--- start of MATERIAL PROVIDED ---
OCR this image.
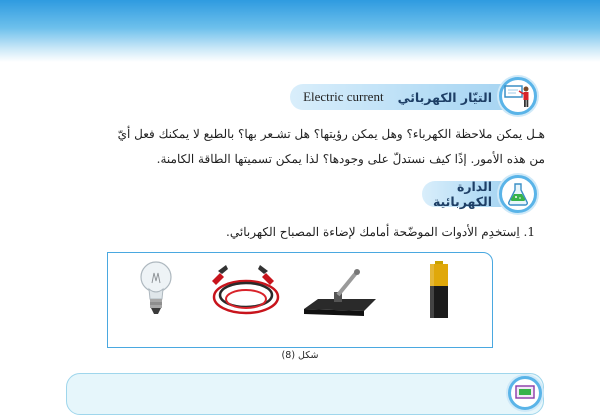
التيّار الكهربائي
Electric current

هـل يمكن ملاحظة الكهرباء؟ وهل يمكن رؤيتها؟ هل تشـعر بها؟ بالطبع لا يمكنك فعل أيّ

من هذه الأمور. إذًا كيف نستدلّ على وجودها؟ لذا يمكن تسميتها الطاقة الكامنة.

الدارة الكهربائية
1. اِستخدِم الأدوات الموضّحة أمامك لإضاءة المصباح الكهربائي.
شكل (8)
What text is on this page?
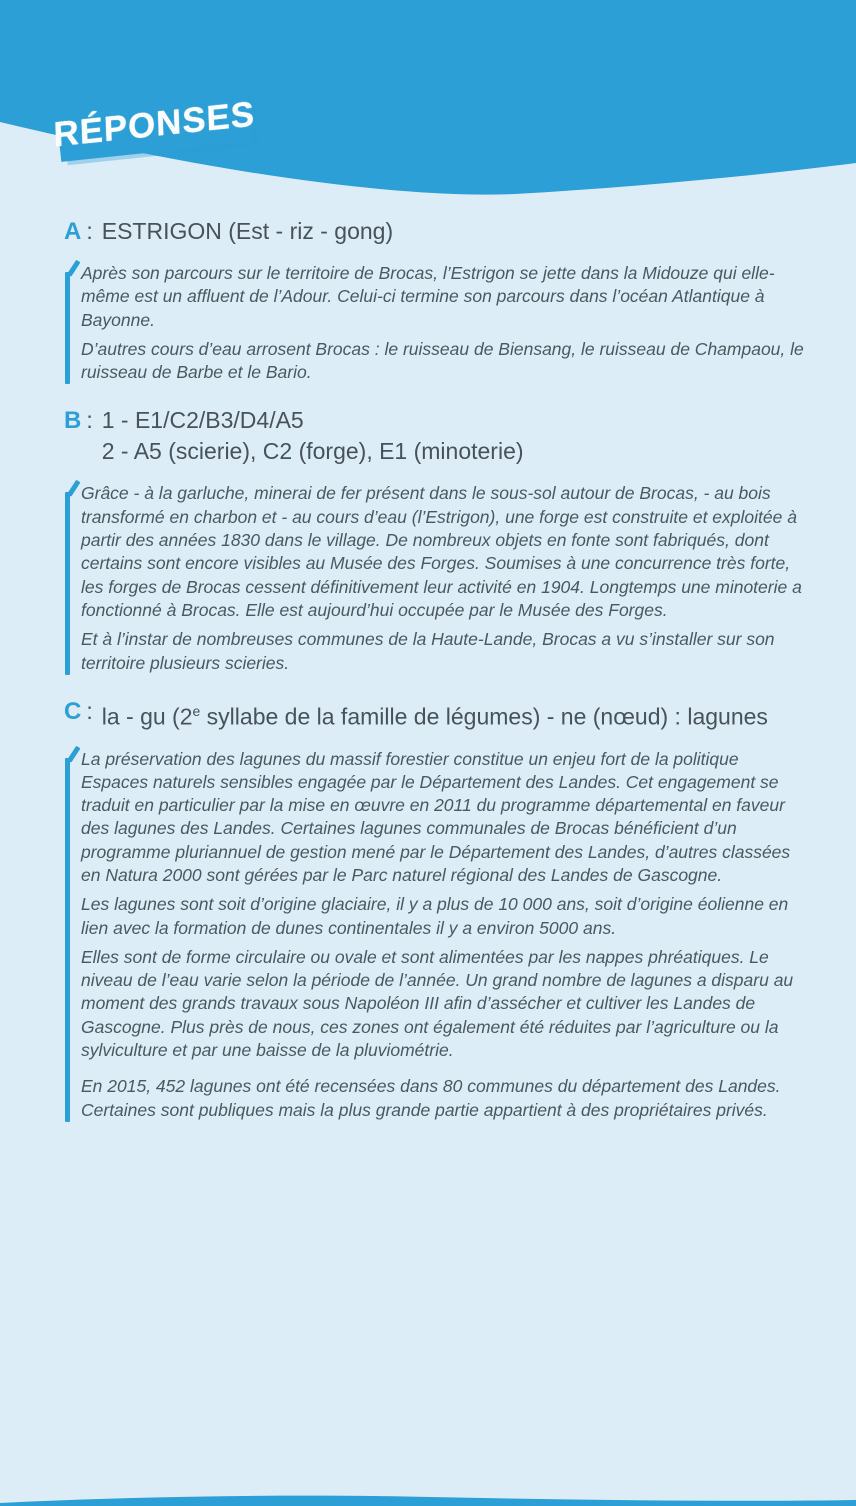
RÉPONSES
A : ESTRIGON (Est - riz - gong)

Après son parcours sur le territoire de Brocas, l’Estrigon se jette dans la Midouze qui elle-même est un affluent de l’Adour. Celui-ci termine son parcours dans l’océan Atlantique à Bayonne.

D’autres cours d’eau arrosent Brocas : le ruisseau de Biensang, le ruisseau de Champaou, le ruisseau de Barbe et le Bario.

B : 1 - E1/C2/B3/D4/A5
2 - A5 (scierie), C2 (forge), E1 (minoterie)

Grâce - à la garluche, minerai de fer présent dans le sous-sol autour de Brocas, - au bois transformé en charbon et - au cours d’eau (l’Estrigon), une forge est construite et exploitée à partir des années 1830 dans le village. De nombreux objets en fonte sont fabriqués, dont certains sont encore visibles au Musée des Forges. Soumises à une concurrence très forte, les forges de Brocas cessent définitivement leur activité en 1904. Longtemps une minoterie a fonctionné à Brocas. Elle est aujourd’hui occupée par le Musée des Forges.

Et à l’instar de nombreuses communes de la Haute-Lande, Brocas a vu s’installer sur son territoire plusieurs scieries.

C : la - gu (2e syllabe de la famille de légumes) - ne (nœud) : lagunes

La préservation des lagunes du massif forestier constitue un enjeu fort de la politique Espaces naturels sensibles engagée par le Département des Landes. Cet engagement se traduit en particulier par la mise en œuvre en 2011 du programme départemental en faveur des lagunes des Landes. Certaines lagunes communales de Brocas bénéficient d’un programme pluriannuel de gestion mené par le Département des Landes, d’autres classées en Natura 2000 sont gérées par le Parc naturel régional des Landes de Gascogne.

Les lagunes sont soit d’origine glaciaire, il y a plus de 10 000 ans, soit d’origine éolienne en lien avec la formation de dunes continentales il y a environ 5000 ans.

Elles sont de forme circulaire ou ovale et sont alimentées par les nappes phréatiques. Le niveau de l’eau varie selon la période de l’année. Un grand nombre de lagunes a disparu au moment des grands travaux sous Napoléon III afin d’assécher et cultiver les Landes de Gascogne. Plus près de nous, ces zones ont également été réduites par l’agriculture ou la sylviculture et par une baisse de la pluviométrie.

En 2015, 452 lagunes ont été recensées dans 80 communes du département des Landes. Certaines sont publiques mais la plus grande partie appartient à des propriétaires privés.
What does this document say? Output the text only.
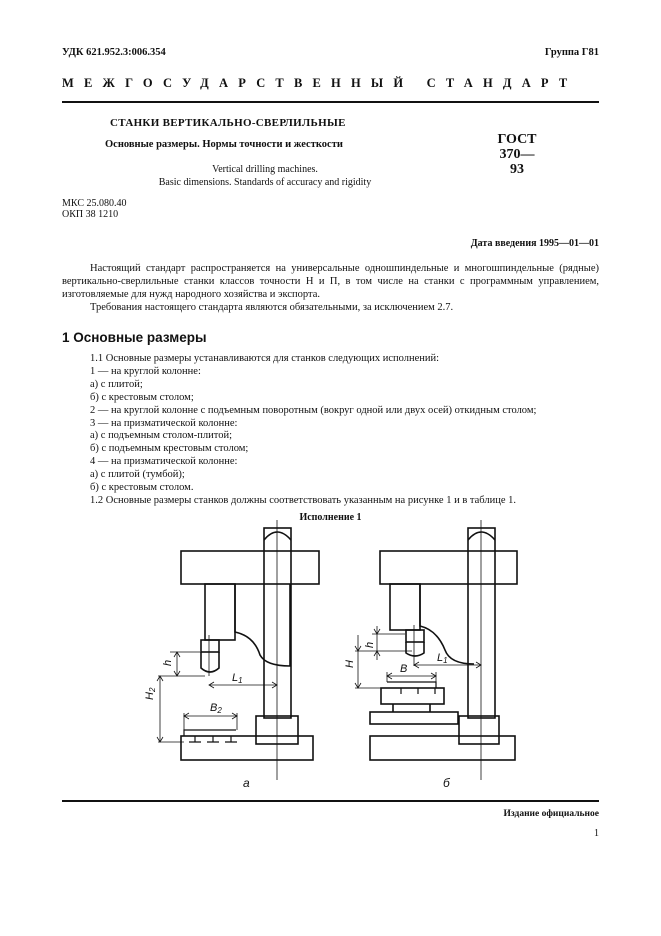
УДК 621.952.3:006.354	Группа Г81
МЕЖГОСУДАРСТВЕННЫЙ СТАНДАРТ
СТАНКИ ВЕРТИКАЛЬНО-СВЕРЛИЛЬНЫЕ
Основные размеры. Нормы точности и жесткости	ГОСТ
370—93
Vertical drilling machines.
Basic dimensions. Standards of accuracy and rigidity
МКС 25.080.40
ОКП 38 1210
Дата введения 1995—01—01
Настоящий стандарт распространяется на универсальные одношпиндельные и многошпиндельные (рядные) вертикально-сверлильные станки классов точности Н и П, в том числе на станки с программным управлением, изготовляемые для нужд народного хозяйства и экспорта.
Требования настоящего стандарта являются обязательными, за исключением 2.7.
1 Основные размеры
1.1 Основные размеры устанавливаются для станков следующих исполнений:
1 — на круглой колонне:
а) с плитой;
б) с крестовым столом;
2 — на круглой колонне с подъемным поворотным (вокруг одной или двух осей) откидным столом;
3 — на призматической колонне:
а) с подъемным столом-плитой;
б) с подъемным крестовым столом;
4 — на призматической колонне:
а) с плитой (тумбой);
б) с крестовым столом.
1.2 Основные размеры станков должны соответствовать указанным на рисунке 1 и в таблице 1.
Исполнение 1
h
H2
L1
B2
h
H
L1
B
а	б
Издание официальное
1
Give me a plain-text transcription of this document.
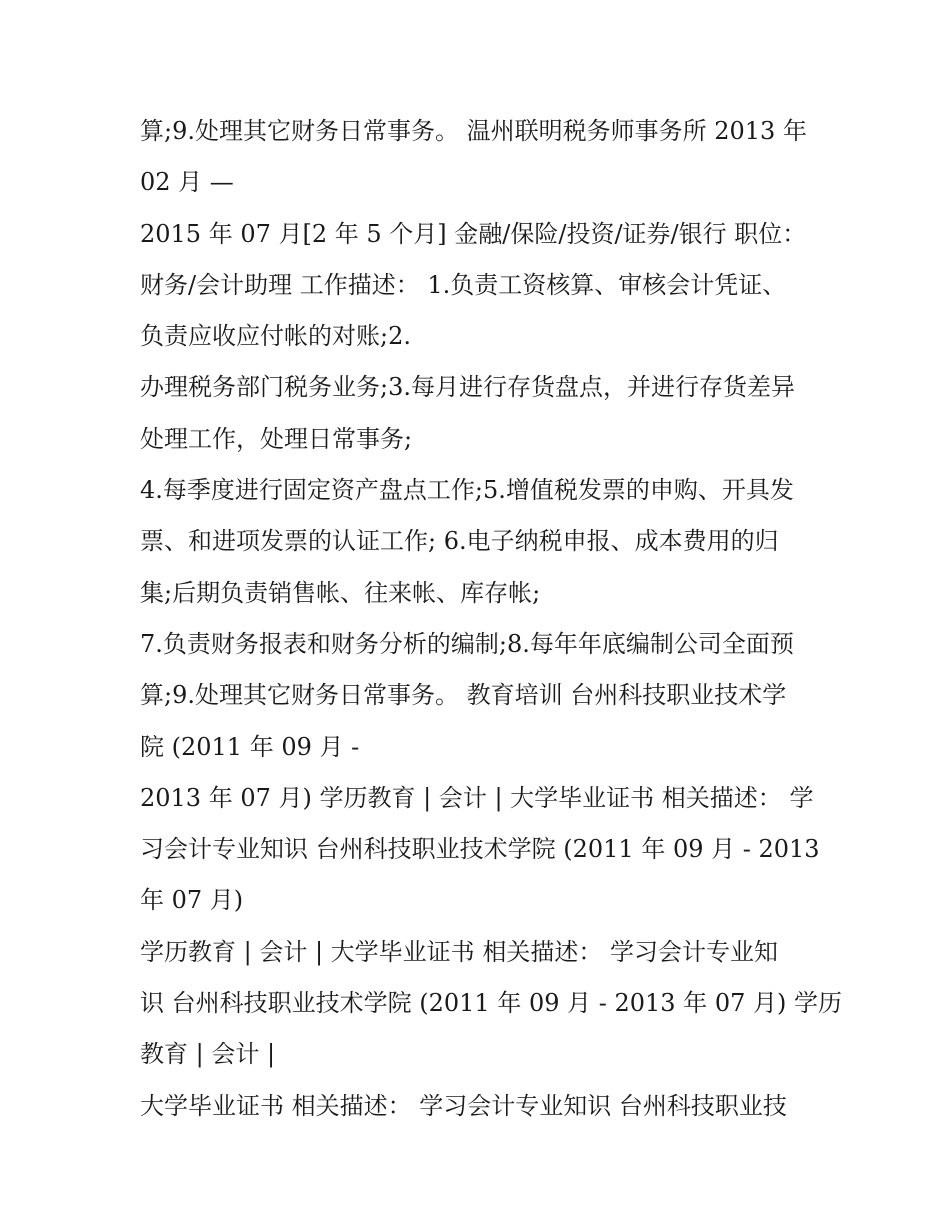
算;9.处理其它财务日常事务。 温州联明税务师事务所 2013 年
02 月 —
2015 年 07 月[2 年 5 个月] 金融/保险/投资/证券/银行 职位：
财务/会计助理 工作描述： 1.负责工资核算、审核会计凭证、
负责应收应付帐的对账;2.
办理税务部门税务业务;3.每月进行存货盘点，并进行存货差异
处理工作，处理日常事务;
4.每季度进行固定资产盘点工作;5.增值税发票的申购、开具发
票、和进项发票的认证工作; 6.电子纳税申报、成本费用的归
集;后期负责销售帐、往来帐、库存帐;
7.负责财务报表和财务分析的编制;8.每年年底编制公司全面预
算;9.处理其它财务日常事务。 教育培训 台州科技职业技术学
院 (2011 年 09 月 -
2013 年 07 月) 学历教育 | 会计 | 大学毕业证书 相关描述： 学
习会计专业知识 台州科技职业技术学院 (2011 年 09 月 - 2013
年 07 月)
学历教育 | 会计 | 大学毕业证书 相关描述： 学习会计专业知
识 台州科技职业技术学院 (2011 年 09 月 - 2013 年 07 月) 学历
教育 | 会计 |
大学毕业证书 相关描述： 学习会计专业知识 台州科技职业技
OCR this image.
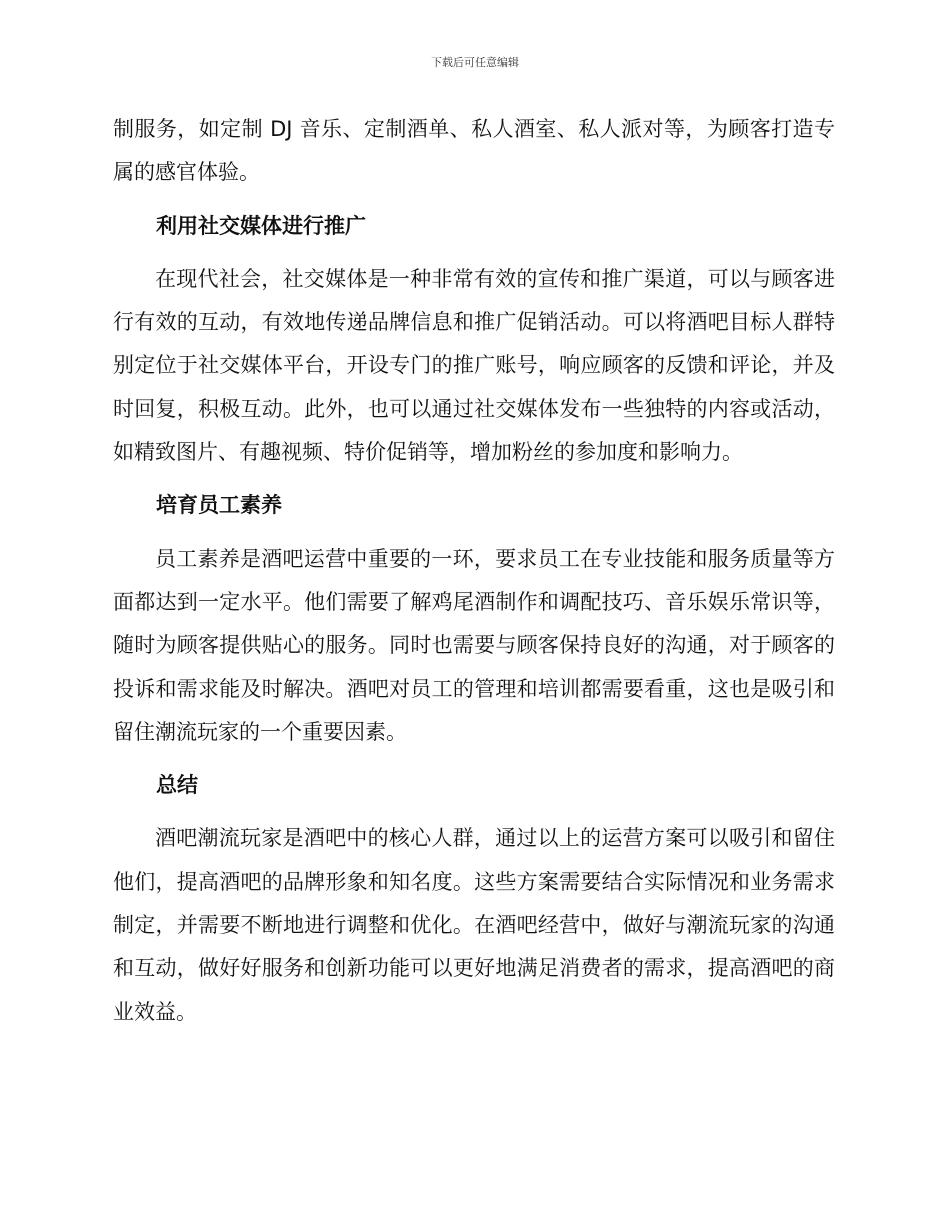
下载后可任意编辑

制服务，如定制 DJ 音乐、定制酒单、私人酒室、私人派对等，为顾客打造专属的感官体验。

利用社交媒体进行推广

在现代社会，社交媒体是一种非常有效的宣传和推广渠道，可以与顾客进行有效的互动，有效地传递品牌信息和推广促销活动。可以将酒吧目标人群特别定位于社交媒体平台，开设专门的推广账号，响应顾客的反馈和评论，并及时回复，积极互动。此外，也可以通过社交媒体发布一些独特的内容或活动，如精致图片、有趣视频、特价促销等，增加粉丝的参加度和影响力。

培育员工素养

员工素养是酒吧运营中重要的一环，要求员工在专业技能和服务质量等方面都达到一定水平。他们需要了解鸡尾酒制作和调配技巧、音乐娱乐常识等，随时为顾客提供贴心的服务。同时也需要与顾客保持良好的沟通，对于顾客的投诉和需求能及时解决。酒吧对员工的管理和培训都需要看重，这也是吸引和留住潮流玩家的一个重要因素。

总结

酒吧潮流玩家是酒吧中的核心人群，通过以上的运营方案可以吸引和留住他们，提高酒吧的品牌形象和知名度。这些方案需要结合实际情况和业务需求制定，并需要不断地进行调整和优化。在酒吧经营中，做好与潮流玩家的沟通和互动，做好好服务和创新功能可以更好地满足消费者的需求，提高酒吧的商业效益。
--- end of MATERIAL PROVIDED ---
- [WHAT YOU ARE ASKED TO DO]: Go through the lines above. Select every one that has the string "forge".

- [RESPONSE TO THE EXERCISE]:
2 - A5 (scierie), C2 (forge), E1 (minoterie)
Grâce - à la garluche, minerai de fer présent dans le sous-sol autour de Brocas, - au bois transformé en charbon et - au cours d’eau (l’Estrigon), une forge est construite et exploitée à partir des années 1830 dans le village. De nombreux objets en fonte sont fabriqués, dont certains sont encore visibles au Musée des Forges. Soumises à une concurrence très forte, les forges de Brocas cessent définitivement leur activité en 1904. Longtemps une minoterie a fonctionné à Brocas. Elle est aujourd’hui occupée par le Musée des Forges.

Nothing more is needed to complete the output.